## CHALLENGE
Return all lines in the material below that contain "title".

## Source records

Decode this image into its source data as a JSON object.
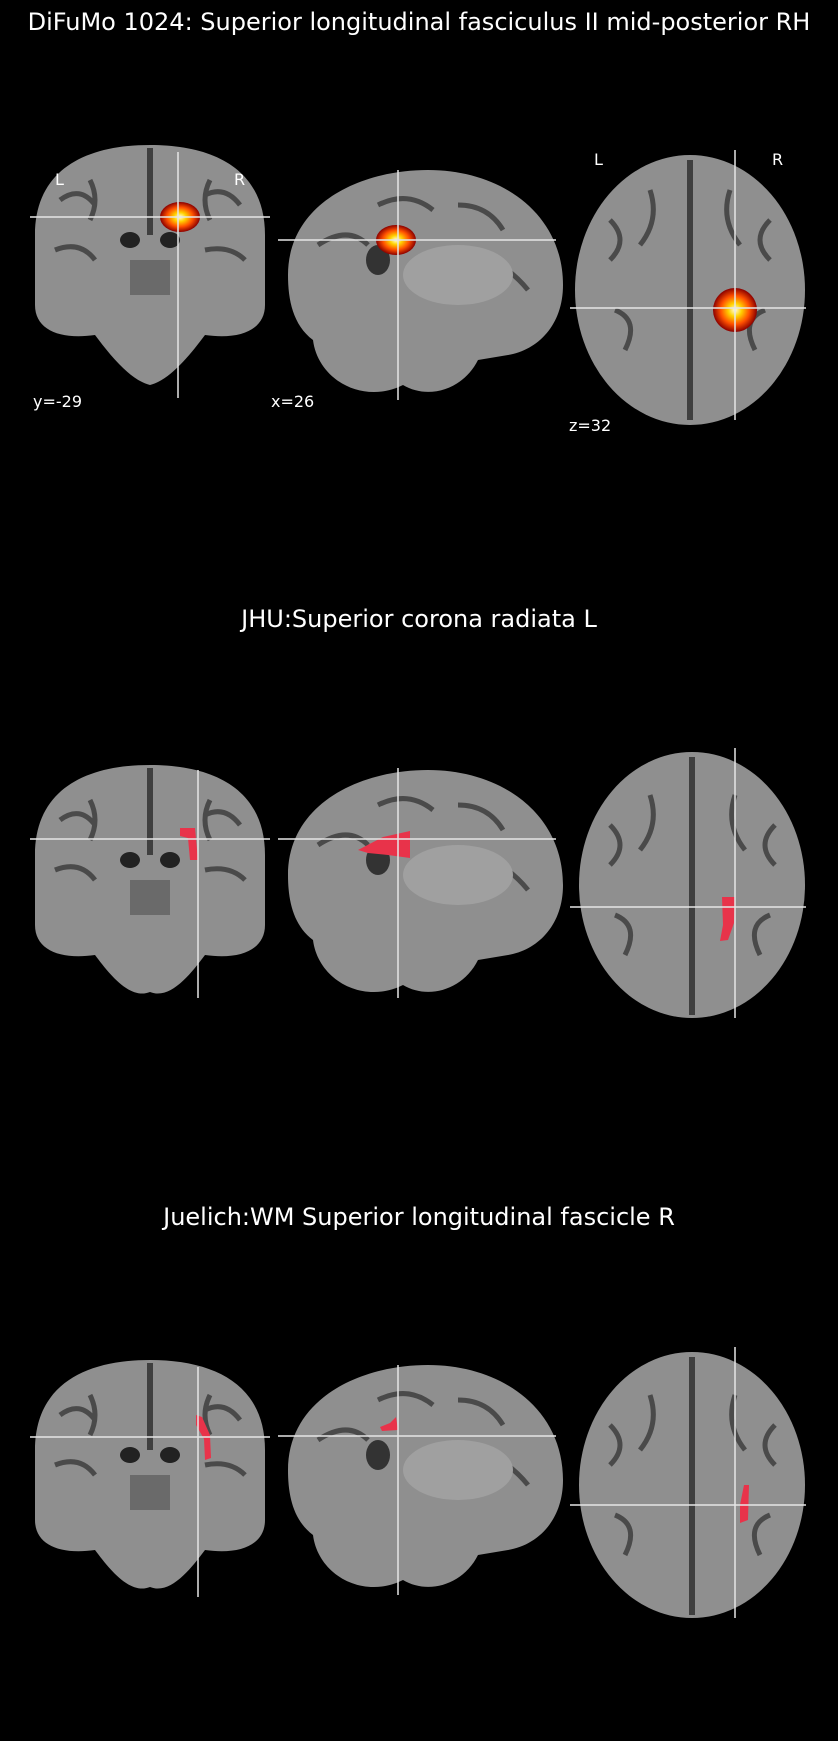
{
  "panels": [
    {
      "title": "DiFuMo 1024: Superior longitudinal fasciculus II mid-posterior RH",
      "overlay": "hot-blob",
      "orientation_labels": {
        "left": "L",
        "right": "R"
      },
      "coords": {
        "y": "y=-29",
        "x": "x=26",
        "z": "z=32"
      }
    },
    {
      "title": "JHU:Superior corona radiata L",
      "overlay": "red-mask"
    },
    {
      "title": "Juelich:WM Superior longitudinal fascicle R",
      "overlay": "red-mask"
    }
  ],
  "colors": {
    "background": "#000000",
    "brain_gray": "#8f8f8f",
    "sulcus": "#3f3f3f",
    "crosshair": "#e6e6e6",
    "mask_red": "#e8334a",
    "hot_outer": "#8b0000",
    "hot_mid": "#ff5000",
    "hot_inner": "#ffd200",
    "hot_core": "#ffffe0"
  }
}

## REPLY TO THE TASK
      "title": "DiFuMo 1024: Superior longitudinal fasciculus II mid-posterior RH",
      "title": "JHU:Superior corona radiata L",
      "title": "Juelich:WM Superior longitudinal fascicle R",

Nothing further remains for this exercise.